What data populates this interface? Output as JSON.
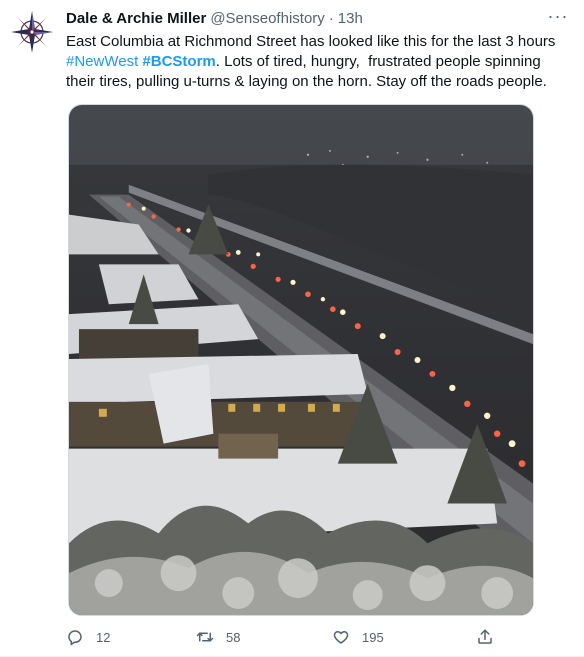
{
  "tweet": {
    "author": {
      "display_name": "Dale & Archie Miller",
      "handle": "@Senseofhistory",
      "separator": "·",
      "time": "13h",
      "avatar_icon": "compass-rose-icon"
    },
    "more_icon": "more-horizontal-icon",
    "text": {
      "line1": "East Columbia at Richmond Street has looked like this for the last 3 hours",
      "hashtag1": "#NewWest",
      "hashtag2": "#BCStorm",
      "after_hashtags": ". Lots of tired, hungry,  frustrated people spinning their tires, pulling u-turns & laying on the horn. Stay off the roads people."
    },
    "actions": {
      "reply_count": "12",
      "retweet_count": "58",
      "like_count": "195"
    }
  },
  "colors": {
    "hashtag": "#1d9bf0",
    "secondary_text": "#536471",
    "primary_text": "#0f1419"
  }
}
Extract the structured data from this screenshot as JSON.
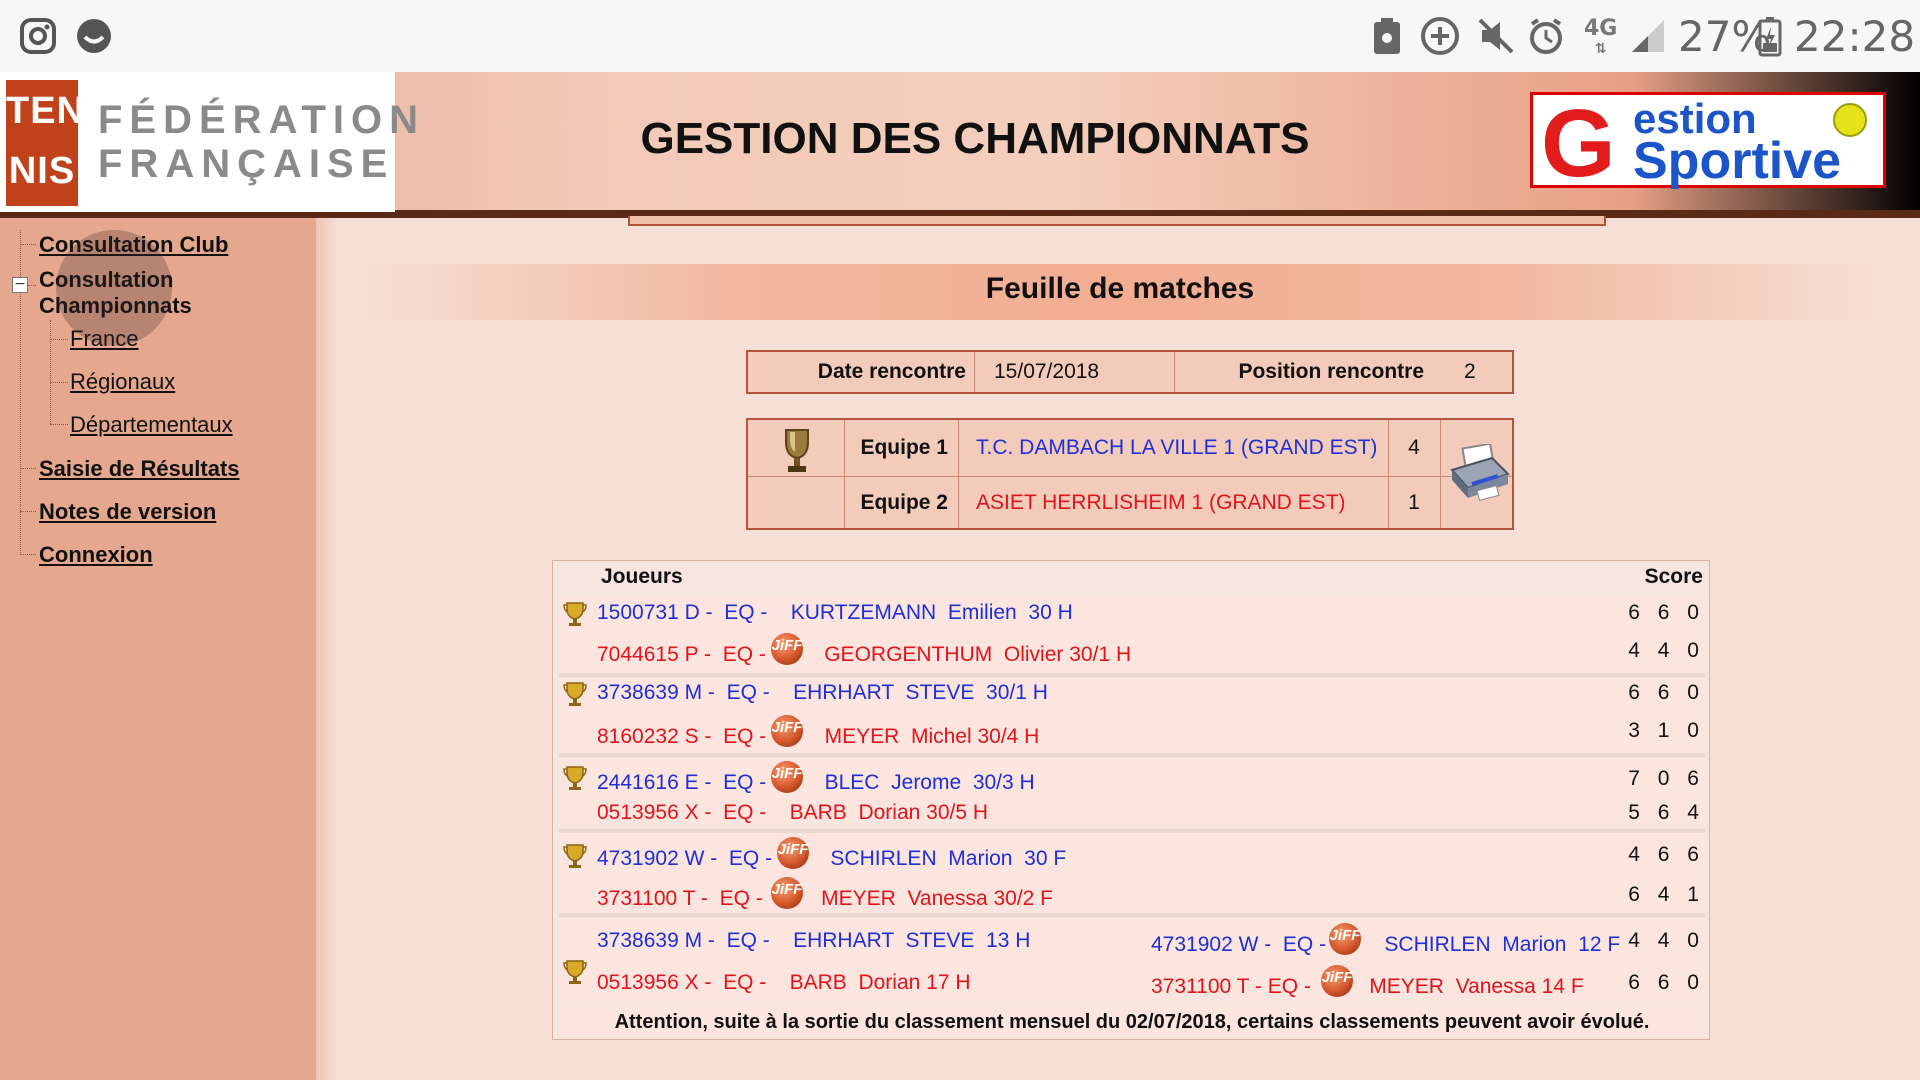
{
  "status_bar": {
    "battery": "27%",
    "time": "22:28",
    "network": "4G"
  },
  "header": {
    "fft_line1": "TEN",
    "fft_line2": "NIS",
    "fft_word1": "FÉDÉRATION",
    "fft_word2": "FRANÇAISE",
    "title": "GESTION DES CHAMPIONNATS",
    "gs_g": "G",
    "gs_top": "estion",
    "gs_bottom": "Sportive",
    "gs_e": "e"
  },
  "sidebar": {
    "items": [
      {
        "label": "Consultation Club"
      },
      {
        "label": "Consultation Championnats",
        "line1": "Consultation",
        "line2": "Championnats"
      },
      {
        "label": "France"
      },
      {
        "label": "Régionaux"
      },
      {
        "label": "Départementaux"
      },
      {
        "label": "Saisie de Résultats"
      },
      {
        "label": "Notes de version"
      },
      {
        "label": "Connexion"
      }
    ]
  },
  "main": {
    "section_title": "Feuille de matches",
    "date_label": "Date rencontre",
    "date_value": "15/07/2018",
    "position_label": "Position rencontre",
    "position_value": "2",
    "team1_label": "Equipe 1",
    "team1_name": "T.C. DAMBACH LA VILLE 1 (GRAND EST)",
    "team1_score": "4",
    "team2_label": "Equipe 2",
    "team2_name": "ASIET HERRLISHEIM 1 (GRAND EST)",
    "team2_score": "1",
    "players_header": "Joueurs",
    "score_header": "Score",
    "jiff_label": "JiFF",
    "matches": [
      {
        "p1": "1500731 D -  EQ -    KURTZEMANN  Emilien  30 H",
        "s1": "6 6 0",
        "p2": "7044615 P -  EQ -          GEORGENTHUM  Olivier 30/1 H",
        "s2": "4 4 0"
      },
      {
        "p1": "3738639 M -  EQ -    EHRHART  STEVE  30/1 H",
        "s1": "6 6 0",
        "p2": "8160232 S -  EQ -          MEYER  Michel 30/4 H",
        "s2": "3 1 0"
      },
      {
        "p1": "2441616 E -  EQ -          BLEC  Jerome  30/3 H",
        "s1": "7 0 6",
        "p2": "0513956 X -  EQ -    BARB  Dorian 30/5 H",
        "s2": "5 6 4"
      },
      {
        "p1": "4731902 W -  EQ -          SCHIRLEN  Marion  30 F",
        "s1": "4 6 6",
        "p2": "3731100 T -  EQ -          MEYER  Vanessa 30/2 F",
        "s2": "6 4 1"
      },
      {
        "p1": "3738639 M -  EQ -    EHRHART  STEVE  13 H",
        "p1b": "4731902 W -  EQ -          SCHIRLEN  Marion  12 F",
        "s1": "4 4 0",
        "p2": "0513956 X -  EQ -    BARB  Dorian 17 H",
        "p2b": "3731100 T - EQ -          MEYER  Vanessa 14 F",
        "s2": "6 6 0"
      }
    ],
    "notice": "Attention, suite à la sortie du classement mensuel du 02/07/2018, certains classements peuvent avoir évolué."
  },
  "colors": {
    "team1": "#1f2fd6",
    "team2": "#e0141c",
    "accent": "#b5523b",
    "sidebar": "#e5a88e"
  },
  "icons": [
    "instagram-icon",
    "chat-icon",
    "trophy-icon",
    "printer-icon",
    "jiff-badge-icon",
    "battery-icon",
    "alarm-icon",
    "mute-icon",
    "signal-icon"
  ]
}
---------------
Objective
Quote the records in their entirety, keeping the wording exact and excluding pictures.

Reply to the exercise
What data populates this interface? Output as JSON.
{
  "tweet": {
    "author": {
      "display_name": "Dale & Archie Miller",
      "handle": "@Senseofhistory",
      "separator": "·",
      "time": "13h",
      "avatar_icon": "compass-rose-icon"
    },
    "more_icon": "more-horizontal-icon",
    "text": {
      "line1": "East Columbia at Richmond Street has looked like this for the last 3 hours",
      "hashtag1": "#NewWest",
      "hashtag2": "#BCStorm",
      "after_hashtags": ". Lots of tired, hungry,  frustrated people spinning their tires, pulling u-turns & laying on the horn. Stay off the roads people."
    },
    "actions": {
      "reply_count": "12",
      "retweet_count": "58",
      "like_count": "195"
    }
  },
  "colors": {
    "hashtag": "#1d9bf0",
    "secondary_text": "#536471",
    "primary_text": "#0f1419"
  }
}
Extract the structured data from this screenshot as JSON.
{
  "status_bar": {
    "battery": "27%",
    "time": "22:28",
    "network": "4G"
  },
  "header": {
    "fft_line1": "TEN",
    "fft_line2": "NIS",
    "fft_word1": "FÉDÉRATION",
    "fft_word2": "FRANÇAISE",
    "title": "GESTION DES CHAMPIONNATS",
    "gs_g": "G",
    "gs_top": "estion",
    "gs_bottom": "Sportive",
    "gs_e": "e"
  },
  "sidebar": {
    "items": [
      {
        "label": "Consultation Club"
      },
      {
        "label": "Consultation Championnats",
        "line1": "Consultation",
        "line2": "Championnats"
      },
      {
        "label": "France"
      },
      {
        "label": "Régionaux"
      },
      {
        "label": "Départementaux"
      },
      {
        "label": "Saisie de Résultats"
      },
      {
        "label": "Notes de version"
      },
      {
        "label": "Connexion"
      }
    ]
  },
  "main": {
    "section_title": "Feuille de matches",
    "date_label": "Date rencontre",
    "date_value": "15/07/2018",
    "position_label": "Position rencontre",
    "position_value": "2",
    "team1_label": "Equipe 1",
    "team1_name": "T.C. DAMBACH LA VILLE 1 (GRAND EST)",
    "team1_score": "4",
    "team2_label": "Equipe 2",
    "team2_name": "ASIET HERRLISHEIM 1 (GRAND EST)",
    "team2_score": "1",
    "players_header": "Joueurs",
    "score_header": "Score",
    "jiff_label": "JiFF",
    "matches": [
      {
        "p1": "1500731 D -  EQ -    KURTZEMANN  Emilien  30 H",
        "s1": "6 6 0",
        "p2": "7044615 P -  EQ -          GEORGENTHUM  Olivier 30/1 H",
        "s2": "4 4 0"
      },
      {
        "p1": "3738639 M -  EQ -    EHRHART  STEVE  30/1 H",
        "s1": "6 6 0",
        "p2": "8160232 S -  EQ -          MEYER  Michel 30/4 H",
        "s2": "3 1 0"
      },
      {
        "p1": "2441616 E -  EQ -          BLEC  Jerome  30/3 H",
        "s1": "7 0 6",
        "p2": "0513956 X -  EQ -    BARB  Dorian 30/5 H",
        "s2": "5 6 4"
      },
      {
        "p1": "4731902 W -  EQ -          SCHIRLEN  Marion  30 F",
        "s1": "4 6 6",
        "p2": "3731100 T -  EQ -          MEYER  Vanessa 30/2 F",
        "s2": "6 4 1"
      },
      {
        "p1": "3738639 M -  EQ -    EHRHART  STEVE  13 H",
        "p1b": "4731902 W -  EQ -          SCHIRLEN  Marion  12 F",
        "s1": "4 4 0",
        "p2": "0513956 X -  EQ -    BARB  Dorian 17 H",
        "p2b": "3731100 T - EQ -          MEYER  Vanessa 14 F",
        "s2": "6 6 0"
      }
    ],
    "notice": "Attention, suite à la sortie du classement mensuel du 02/07/2018, certains classements peuvent avoir évolué."
  },
  "colors": {
    "team1": "#1f2fd6",
    "team2": "#e0141c",
    "accent": "#b5523b",
    "sidebar": "#e5a88e"
  },
  "icons": [
    "instagram-icon",
    "chat-icon",
    "trophy-icon",
    "printer-icon",
    "jiff-badge-icon",
    "battery-icon",
    "alarm-icon",
    "mute-icon",
    "signal-icon"
  ]
}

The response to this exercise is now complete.